[AIM OF THE TASK] Using the data beneath, show every line that includes the word "effect".

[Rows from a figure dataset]
▼▼▼

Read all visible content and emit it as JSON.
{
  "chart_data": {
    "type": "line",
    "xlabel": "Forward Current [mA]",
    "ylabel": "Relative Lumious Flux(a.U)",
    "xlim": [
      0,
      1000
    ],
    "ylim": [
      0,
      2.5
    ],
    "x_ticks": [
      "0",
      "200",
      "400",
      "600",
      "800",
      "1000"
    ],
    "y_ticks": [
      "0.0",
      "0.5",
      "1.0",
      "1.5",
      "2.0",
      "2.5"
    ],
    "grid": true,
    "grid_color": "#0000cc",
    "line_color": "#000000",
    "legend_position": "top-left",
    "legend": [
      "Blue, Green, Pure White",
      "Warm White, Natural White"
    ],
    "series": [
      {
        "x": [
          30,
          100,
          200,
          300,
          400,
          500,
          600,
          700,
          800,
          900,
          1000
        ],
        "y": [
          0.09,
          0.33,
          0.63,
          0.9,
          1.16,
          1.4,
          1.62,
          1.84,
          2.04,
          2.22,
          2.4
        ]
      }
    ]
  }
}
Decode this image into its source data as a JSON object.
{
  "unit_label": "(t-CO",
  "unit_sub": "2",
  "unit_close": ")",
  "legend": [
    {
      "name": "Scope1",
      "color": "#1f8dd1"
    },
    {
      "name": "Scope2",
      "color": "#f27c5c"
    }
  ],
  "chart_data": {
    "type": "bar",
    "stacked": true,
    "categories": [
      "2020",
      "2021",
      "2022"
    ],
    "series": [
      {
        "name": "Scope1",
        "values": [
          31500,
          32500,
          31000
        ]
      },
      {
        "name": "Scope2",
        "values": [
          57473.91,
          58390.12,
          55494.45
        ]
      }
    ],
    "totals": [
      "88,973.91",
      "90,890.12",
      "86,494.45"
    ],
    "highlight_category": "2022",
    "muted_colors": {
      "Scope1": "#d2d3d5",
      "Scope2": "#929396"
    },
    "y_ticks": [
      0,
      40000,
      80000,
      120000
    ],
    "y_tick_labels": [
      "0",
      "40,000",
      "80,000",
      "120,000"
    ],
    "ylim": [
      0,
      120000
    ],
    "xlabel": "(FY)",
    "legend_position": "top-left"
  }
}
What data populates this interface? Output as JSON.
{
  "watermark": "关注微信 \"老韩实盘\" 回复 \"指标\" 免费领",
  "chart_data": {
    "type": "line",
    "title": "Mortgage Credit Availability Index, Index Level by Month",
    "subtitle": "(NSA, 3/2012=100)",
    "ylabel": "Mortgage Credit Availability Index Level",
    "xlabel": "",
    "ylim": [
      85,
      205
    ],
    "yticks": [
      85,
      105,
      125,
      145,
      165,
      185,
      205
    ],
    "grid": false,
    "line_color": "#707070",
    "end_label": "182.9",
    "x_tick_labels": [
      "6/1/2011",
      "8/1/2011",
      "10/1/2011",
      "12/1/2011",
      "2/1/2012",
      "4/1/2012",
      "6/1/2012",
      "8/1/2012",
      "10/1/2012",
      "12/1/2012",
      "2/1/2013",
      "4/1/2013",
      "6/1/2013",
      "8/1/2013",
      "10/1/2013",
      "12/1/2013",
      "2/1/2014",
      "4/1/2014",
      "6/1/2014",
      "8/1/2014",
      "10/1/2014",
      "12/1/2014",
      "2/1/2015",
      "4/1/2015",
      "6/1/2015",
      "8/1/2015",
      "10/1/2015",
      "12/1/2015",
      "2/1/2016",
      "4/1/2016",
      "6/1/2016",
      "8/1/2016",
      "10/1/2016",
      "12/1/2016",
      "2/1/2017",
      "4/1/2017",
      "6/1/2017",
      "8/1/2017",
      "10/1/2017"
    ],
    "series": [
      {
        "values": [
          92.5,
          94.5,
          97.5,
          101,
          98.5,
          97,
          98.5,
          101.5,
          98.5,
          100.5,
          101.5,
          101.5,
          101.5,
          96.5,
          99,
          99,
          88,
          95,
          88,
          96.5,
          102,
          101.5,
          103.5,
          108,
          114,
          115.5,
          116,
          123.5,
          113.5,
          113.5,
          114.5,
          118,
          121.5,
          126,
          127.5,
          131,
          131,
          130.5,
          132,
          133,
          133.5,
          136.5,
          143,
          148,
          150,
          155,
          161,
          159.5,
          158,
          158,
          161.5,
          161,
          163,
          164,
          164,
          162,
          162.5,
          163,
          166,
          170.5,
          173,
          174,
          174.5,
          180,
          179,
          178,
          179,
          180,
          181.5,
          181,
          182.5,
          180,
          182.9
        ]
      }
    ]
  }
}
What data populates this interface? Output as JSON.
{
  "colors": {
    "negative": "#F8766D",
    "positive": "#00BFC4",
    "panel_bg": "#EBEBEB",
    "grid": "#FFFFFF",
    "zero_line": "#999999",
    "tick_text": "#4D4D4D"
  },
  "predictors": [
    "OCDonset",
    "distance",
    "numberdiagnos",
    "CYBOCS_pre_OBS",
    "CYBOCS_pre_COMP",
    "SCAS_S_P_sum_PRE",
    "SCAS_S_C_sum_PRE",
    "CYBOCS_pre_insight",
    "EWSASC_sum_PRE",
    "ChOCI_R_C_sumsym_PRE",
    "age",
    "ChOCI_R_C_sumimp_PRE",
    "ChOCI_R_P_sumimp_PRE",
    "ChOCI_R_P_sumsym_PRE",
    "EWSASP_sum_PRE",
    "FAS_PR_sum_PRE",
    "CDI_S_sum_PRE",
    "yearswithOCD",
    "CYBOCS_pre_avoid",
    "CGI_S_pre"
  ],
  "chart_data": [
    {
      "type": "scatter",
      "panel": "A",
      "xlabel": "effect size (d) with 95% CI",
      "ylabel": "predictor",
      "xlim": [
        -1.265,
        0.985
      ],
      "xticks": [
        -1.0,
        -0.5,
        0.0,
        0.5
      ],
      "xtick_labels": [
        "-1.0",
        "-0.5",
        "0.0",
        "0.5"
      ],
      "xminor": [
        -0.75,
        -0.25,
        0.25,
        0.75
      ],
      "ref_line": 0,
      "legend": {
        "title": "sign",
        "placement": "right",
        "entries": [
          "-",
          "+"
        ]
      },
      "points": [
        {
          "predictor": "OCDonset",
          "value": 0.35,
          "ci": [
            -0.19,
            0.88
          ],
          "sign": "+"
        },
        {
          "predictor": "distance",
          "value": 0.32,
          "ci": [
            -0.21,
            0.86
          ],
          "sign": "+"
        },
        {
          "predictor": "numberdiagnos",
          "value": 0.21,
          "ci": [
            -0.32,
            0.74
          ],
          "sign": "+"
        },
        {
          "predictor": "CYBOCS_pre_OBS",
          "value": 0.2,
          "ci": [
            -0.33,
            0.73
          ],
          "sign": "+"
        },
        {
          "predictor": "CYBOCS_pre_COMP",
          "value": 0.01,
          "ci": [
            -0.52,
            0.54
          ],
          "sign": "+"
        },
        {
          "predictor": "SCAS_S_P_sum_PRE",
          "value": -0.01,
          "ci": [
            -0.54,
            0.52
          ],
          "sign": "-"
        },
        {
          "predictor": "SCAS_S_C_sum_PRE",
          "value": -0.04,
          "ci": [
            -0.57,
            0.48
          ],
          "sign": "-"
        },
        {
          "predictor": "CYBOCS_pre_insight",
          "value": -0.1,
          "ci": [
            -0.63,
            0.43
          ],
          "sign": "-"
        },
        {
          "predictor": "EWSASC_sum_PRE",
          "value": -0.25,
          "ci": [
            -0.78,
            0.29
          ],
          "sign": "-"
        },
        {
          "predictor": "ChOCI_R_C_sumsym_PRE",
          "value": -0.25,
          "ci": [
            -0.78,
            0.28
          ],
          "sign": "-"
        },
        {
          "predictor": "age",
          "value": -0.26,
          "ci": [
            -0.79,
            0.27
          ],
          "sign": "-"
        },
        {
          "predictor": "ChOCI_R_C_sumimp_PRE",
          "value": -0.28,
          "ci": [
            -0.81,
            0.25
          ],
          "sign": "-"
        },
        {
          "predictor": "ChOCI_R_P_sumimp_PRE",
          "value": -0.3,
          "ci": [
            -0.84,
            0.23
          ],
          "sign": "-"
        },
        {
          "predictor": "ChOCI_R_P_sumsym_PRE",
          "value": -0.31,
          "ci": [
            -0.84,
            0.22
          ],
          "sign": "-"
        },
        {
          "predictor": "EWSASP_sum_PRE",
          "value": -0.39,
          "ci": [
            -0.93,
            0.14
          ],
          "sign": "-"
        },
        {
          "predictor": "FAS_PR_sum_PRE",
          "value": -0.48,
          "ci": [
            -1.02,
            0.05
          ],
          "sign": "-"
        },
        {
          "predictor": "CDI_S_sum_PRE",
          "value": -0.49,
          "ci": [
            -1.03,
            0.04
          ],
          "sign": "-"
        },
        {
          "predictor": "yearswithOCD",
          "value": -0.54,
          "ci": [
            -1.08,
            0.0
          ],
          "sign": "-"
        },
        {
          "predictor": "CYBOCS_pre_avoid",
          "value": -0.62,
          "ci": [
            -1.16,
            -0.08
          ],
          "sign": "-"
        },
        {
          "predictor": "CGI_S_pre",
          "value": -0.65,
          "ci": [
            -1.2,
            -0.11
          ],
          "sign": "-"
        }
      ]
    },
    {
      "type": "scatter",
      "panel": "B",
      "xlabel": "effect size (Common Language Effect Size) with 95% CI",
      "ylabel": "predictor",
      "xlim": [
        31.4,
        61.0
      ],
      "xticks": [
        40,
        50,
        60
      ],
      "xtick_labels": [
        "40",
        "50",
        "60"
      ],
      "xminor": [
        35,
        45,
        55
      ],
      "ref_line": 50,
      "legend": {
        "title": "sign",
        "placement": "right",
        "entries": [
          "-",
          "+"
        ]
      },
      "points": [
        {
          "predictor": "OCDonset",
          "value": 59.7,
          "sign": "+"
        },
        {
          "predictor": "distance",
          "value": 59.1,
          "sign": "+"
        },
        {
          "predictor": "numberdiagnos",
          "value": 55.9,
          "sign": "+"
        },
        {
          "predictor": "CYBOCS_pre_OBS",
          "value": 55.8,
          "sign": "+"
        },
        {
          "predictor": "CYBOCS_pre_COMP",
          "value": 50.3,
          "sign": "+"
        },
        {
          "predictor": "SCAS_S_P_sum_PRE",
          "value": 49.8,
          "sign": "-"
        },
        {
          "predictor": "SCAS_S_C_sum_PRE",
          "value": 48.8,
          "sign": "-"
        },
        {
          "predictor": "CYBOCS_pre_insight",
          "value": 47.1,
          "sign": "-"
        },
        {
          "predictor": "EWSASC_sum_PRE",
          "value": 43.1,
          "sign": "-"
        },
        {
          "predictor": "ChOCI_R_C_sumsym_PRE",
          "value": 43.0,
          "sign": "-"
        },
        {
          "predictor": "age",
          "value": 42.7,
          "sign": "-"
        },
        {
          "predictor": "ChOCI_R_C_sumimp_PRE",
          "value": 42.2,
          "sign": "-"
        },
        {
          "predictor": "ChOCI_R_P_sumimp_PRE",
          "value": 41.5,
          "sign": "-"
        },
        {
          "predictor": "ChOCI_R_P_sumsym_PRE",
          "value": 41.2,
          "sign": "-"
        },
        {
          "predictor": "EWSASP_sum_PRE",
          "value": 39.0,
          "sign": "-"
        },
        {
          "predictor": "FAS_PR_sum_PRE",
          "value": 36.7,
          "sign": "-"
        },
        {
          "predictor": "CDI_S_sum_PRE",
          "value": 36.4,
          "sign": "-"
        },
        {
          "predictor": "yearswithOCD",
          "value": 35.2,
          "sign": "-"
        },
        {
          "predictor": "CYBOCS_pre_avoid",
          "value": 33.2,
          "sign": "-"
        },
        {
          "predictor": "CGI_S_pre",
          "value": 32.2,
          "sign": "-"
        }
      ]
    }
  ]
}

▲▲▲

[TASK OUTPUT]
      "xlabel": "effect size (d) with 95% CI",
      "xlabel": "effect size (Common Language Effect Size) with 95% CI",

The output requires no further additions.